===== MATERIAL FOR THIS TASK =====

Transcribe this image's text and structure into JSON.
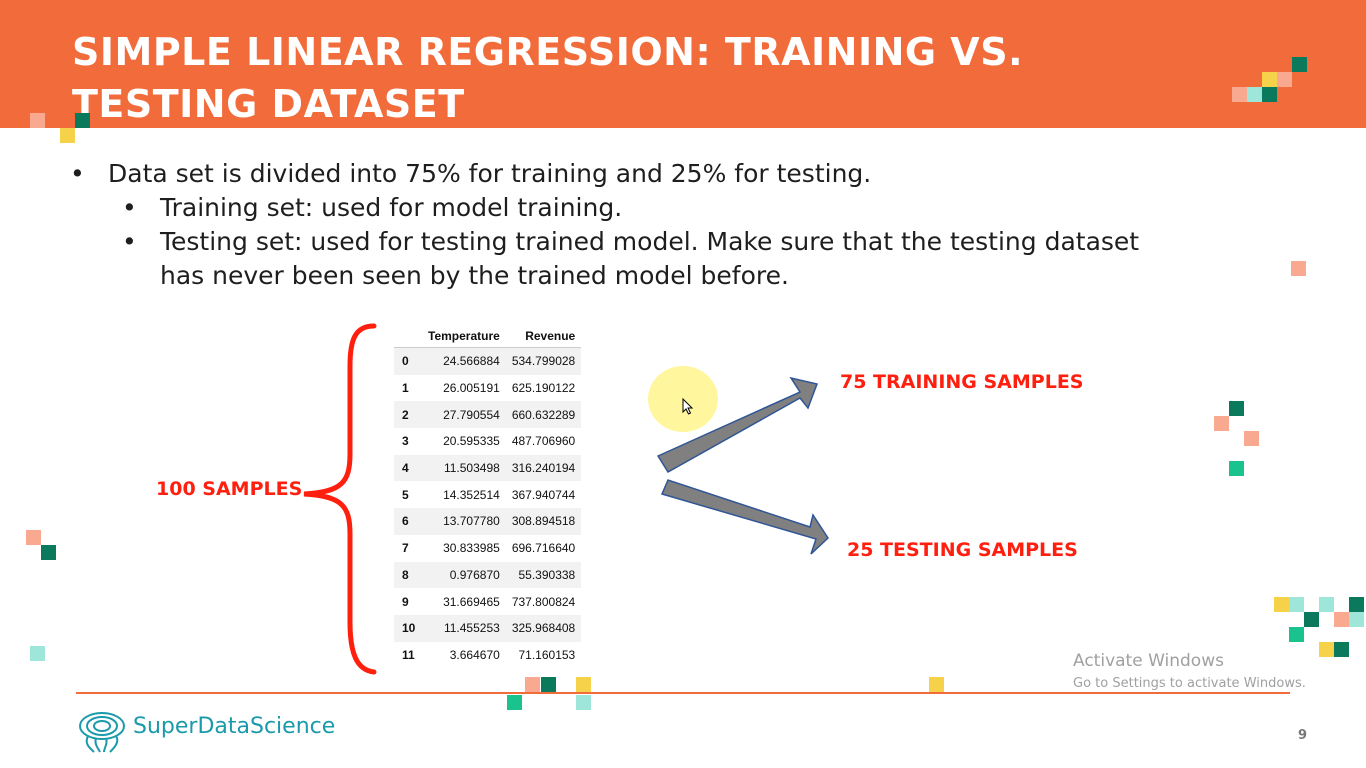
{
  "slide": {
    "title": "SIMPLE LINEAR REGRESSION: TRAINING VS. TESTING DATASET",
    "bullets": {
      "main": "Data set is divided into 75% for training and 25% for testing.",
      "sub1": "Training set: used for model training.",
      "sub2": "Testing set: used for testing trained model. Make sure that the testing dataset has never been seen by the trained model before."
    },
    "bullet_symbol": "•",
    "samples_label": "100 SAMPLES",
    "training_label": "75 TRAINING SAMPLES",
    "testing_label": "25 TESTING SAMPLES",
    "page_number": "9"
  },
  "table": {
    "columns": [
      "",
      "Temperature",
      "Revenue"
    ],
    "rows": [
      [
        "0",
        "24.566884",
        "534.799028"
      ],
      [
        "1",
        "26.005191",
        "625.190122"
      ],
      [
        "2",
        "27.790554",
        "660.632289"
      ],
      [
        "3",
        "20.595335",
        "487.706960"
      ],
      [
        "4",
        "11.503498",
        "316.240194"
      ],
      [
        "5",
        "14.352514",
        "367.940744"
      ],
      [
        "6",
        "13.707780",
        "308.894518"
      ],
      [
        "7",
        "30.833985",
        "696.716640"
      ],
      [
        "8",
        "0.976870",
        "55.390338"
      ],
      [
        "9",
        "31.669465",
        "737.800824"
      ],
      [
        "10",
        "11.455253",
        "325.968408"
      ],
      [
        "11",
        "3.664670",
        "71.160153"
      ]
    ]
  },
  "footer": {
    "logo_text": "SuperDataScience"
  },
  "watermark": {
    "line1": "Activate Windows",
    "line2": "Go to Settings to activate Windows."
  },
  "colors": {
    "header": "#f26b3a",
    "accent_red": "#ff1f0f",
    "brand_teal": "#1a9aab",
    "arrow_fill": "#808080",
    "arrow_stroke": "#2f5597"
  }
}
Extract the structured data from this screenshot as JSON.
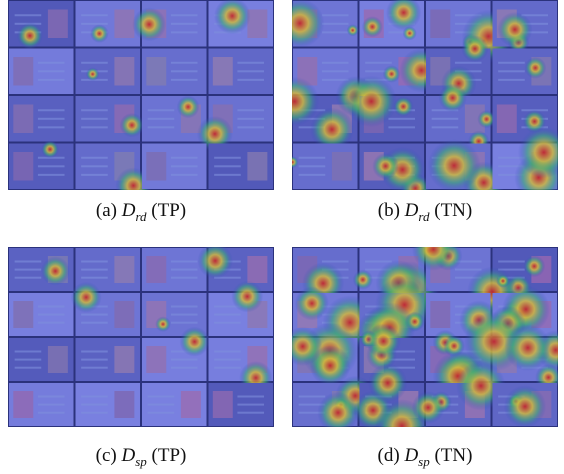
{
  "panels": [
    {
      "label": "(a)",
      "symbol": "D",
      "subscript": "rd",
      "tag": "(TP)"
    },
    {
      "label": "(b)",
      "symbol": "D",
      "subscript": "rd",
      "tag": "(TN)"
    },
    {
      "label": "(c)",
      "symbol": "D",
      "subscript": "sp",
      "tag": "(TP)"
    },
    {
      "label": "(d)",
      "symbol": "D",
      "subscript": "sp",
      "tag": "(TN)"
    }
  ]
}
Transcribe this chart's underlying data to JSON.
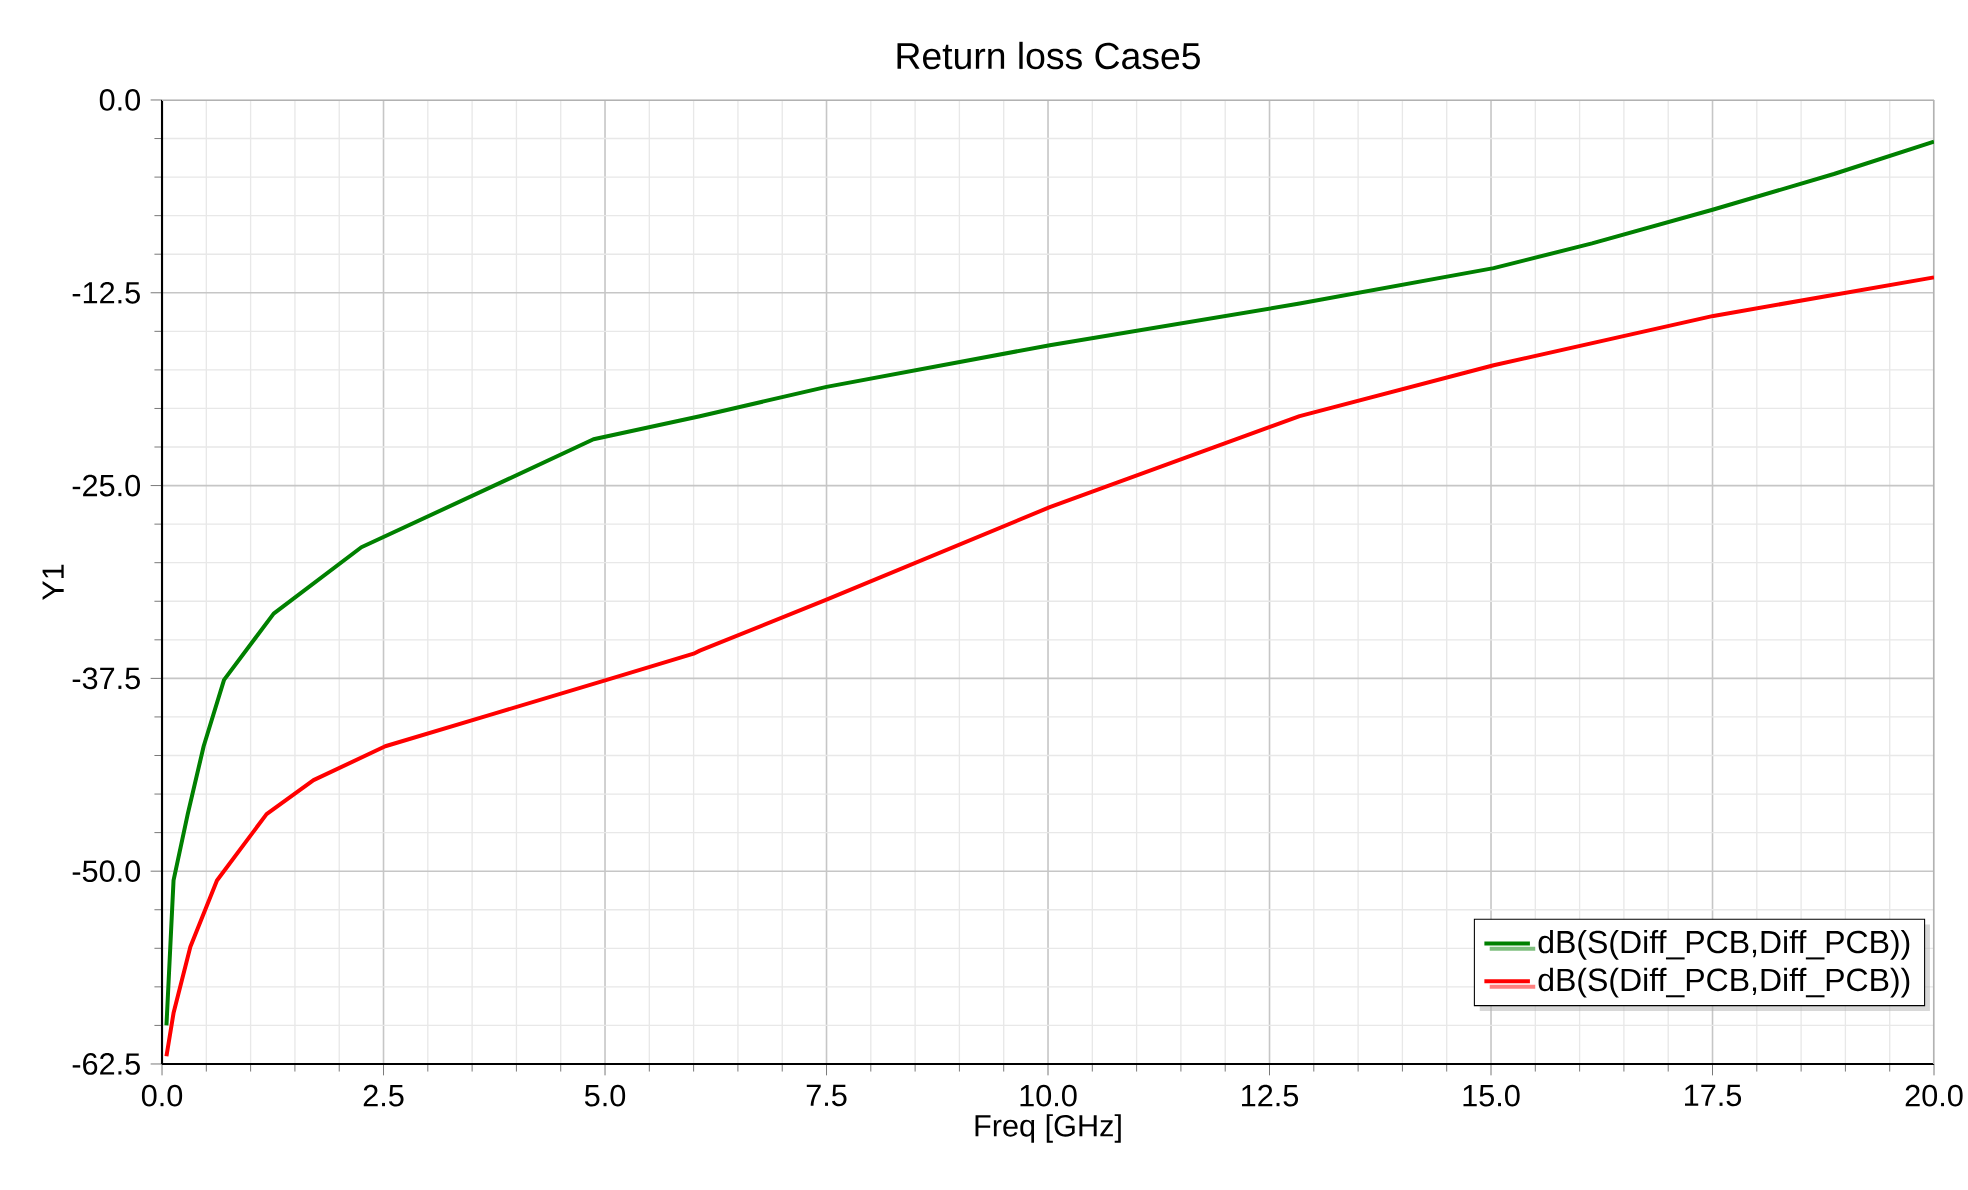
{
  "chart_data": {
    "type": "line",
    "title": "Return loss Case5",
    "xlabel": "Freq [GHz]",
    "ylabel": "Y1",
    "xlim": [
      0,
      20
    ],
    "ylim": [
      -62.5,
      0
    ],
    "xticks": [
      {
        "value": 0,
        "label": "0.0"
      },
      {
        "value": 2.5,
        "label": "2.5"
      },
      {
        "value": 5,
        "label": "5.0"
      },
      {
        "value": 7.5,
        "label": "7.5"
      },
      {
        "value": 10,
        "label": "10.0"
      },
      {
        "value": 12.5,
        "label": "12.5"
      },
      {
        "value": 15,
        "label": "15.0"
      },
      {
        "value": 17.5,
        "label": "17.5"
      },
      {
        "value": 20,
        "label": "20.0"
      }
    ],
    "yticks": [
      {
        "value": -62.5,
        "label": "-62.5"
      },
      {
        "value": -50,
        "label": "-50.0"
      },
      {
        "value": -37.5,
        "label": "-37.5"
      },
      {
        "value": -25,
        "label": "-25.0"
      },
      {
        "value": -12.5,
        "label": "-12.5"
      },
      {
        "value": 0,
        "label": "0.0"
      }
    ],
    "grid": true,
    "legend": "bottom right",
    "marker": "none",
    "line_style": "solid",
    "series": [
      {
        "name": "dB(S(Diff_PCB,Diff_PCB))",
        "color": "#008000",
        "x": [
          0.05,
          0.13,
          0.29,
          0.47,
          0.7,
          1.26,
          2.25,
          3.9,
          4.87,
          6.07,
          7.5,
          10.02,
          12.84,
          15.03,
          16.14,
          17.51,
          18.87,
          20
        ],
        "values": [
          -60.0,
          -50.6,
          -46.3,
          -41.9,
          -37.6,
          -33.3,
          -29.0,
          -24.6,
          -22.0,
          -20.5,
          -18.6,
          -15.9,
          -13.2,
          -10.9,
          -9.3,
          -7.1,
          -4.8,
          -2.7
        ]
      },
      {
        "name": "dB(S(Diff_PCB,Diff_PCB))",
        "color": "#ff0000",
        "x": [
          0.05,
          0.13,
          0.32,
          0.62,
          1.18,
          1.71,
          2.52,
          3.74,
          5.02,
          6.0,
          6.07,
          7.5,
          10.02,
          12.84,
          15.03,
          17.51,
          20
        ],
        "values": [
          -62.0,
          -59.2,
          -54.9,
          -50.6,
          -46.3,
          -44.1,
          -41.9,
          -39.8,
          -37.6,
          -35.9,
          -35.7,
          -32.4,
          -26.4,
          -20.5,
          -17.2,
          -14.0,
          -11.5
        ]
      }
    ]
  }
}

=====

Using the records above, pull out each line where the word "Windows" occurs.

» **COMPLETED EXERCISE**:
    "line1": "Activate Windows",
    "line2": "Go to Settings to activate Windows."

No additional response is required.